**Short task**
Extract every line of the material below verbatim, omitting the pictures.

**Task inputs**
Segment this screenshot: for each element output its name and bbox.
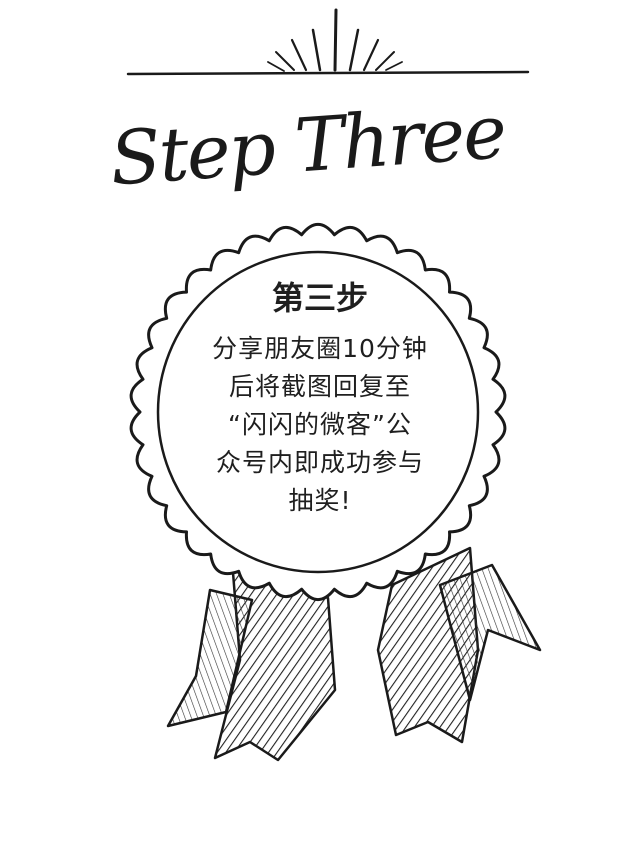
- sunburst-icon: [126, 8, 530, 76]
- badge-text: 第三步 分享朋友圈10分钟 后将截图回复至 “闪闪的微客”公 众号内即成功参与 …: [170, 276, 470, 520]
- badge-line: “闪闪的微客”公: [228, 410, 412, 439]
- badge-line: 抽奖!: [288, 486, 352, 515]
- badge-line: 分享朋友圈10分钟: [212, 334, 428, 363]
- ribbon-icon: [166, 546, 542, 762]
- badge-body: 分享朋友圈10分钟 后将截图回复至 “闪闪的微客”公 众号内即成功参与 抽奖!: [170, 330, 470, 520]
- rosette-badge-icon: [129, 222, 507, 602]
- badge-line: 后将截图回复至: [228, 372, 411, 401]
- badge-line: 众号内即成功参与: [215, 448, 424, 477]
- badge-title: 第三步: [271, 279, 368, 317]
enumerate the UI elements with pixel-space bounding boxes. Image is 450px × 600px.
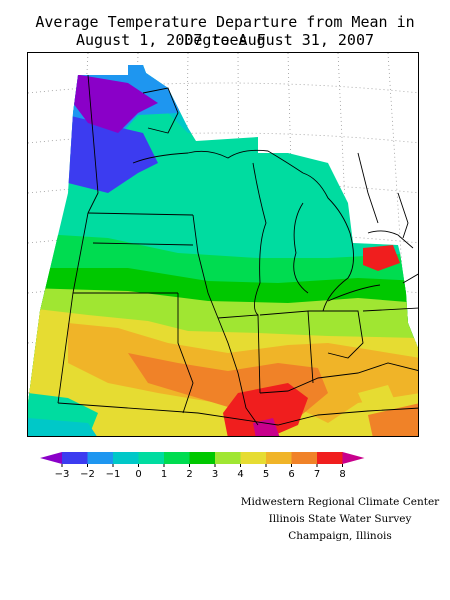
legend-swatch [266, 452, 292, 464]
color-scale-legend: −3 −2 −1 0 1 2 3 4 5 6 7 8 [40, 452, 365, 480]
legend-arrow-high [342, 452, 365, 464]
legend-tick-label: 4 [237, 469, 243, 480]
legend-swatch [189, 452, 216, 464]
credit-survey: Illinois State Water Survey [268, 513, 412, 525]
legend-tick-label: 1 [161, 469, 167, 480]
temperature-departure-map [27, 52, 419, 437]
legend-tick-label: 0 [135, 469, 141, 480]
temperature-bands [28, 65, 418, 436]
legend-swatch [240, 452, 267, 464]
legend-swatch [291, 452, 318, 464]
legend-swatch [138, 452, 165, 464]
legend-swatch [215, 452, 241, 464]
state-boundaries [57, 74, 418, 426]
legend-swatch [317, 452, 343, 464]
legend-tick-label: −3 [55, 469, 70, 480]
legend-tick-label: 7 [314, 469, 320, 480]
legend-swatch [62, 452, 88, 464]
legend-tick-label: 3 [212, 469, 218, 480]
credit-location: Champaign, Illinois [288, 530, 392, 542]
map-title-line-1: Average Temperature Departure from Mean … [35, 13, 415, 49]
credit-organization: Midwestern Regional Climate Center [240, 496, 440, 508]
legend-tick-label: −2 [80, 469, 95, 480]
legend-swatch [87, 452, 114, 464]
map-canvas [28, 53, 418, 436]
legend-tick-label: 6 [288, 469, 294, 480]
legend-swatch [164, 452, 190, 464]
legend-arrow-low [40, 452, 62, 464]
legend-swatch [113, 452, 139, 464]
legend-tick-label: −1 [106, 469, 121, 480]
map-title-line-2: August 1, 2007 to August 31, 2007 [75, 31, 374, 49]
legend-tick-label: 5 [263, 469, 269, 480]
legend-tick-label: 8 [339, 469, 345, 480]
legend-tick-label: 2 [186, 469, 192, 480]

**Task result**
Segment this screenshot: for each element output its name and bbox.
- sunburst-icon: [126, 8, 530, 76]
- badge-text: 第三步 分享朋友圈10分钟 后将截图回复至 “闪闪的微客”公 众号内即成功参与 …: [170, 276, 470, 520]
- badge-line: “闪闪的微客”公: [228, 410, 412, 439]
- badge-line: 抽奖!: [288, 486, 352, 515]
- badge-line: 分享朋友圈10分钟: [212, 334, 428, 363]
- ribbon-icon: [166, 546, 542, 762]
- badge-body: 分享朋友圈10分钟 后将截图回复至 “闪闪的微客”公 众号内即成功参与 抽奖!: [170, 330, 470, 520]
- rosette-badge-icon: [129, 222, 507, 602]
- badge-line: 后将截图回复至: [228, 372, 411, 401]
- badge-line: 众号内即成功参与: [215, 448, 424, 477]
- badge-title: 第三步: [271, 279, 368, 317]
enumerate the UI elements with pixel-space bounding boxes. Image is 450px × 600px.
legend-swatch [266, 452, 292, 464]
color-scale-legend: −3 −2 −1 0 1 2 3 4 5 6 7 8 [40, 452, 365, 480]
legend-arrow-high [342, 452, 365, 464]
legend-tick-label: 4 [237, 469, 243, 480]
legend-swatch [189, 452, 216, 464]
credit-survey: Illinois State Water Survey [268, 513, 412, 525]
legend-tick-label: 1 [161, 469, 167, 480]
temperature-departure-map [27, 52, 419, 437]
legend-tick-label: 0 [135, 469, 141, 480]
temperature-bands [28, 65, 418, 436]
legend-swatch [240, 452, 267, 464]
legend-swatch [291, 452, 318, 464]
legend-swatch [138, 452, 165, 464]
legend-swatch [215, 452, 241, 464]
state-boundaries [57, 74, 418, 426]
legend-swatch [317, 452, 343, 464]
legend-tick-label: −3 [55, 469, 70, 480]
legend-tick-label: 7 [314, 469, 320, 480]
legend-swatch [62, 452, 88, 464]
legend-tick-label: 3 [212, 469, 218, 480]
credit-location: Champaign, Illinois [288, 530, 392, 542]
map-title-line-1: Average Temperature Departure from Mean … [35, 13, 415, 49]
credit-organization: Midwestern Regional Climate Center [240, 496, 440, 508]
legend-tick-label: −2 [80, 469, 95, 480]
legend-swatch [87, 452, 114, 464]
map-canvas [28, 53, 418, 436]
legend-tick-label: 6 [288, 469, 294, 480]
legend-swatch [164, 452, 190, 464]
legend-arrow-low [40, 452, 62, 464]
legend-swatch [113, 452, 139, 464]
legend-tick-label: −1 [106, 469, 121, 480]
map-title-line-2: August 1, 2007 to August 31, 2007 [75, 31, 374, 49]
legend-tick-label: 5 [263, 469, 269, 480]
legend-tick-label: 8 [339, 469, 345, 480]
legend-tick-label: 2 [186, 469, 192, 480]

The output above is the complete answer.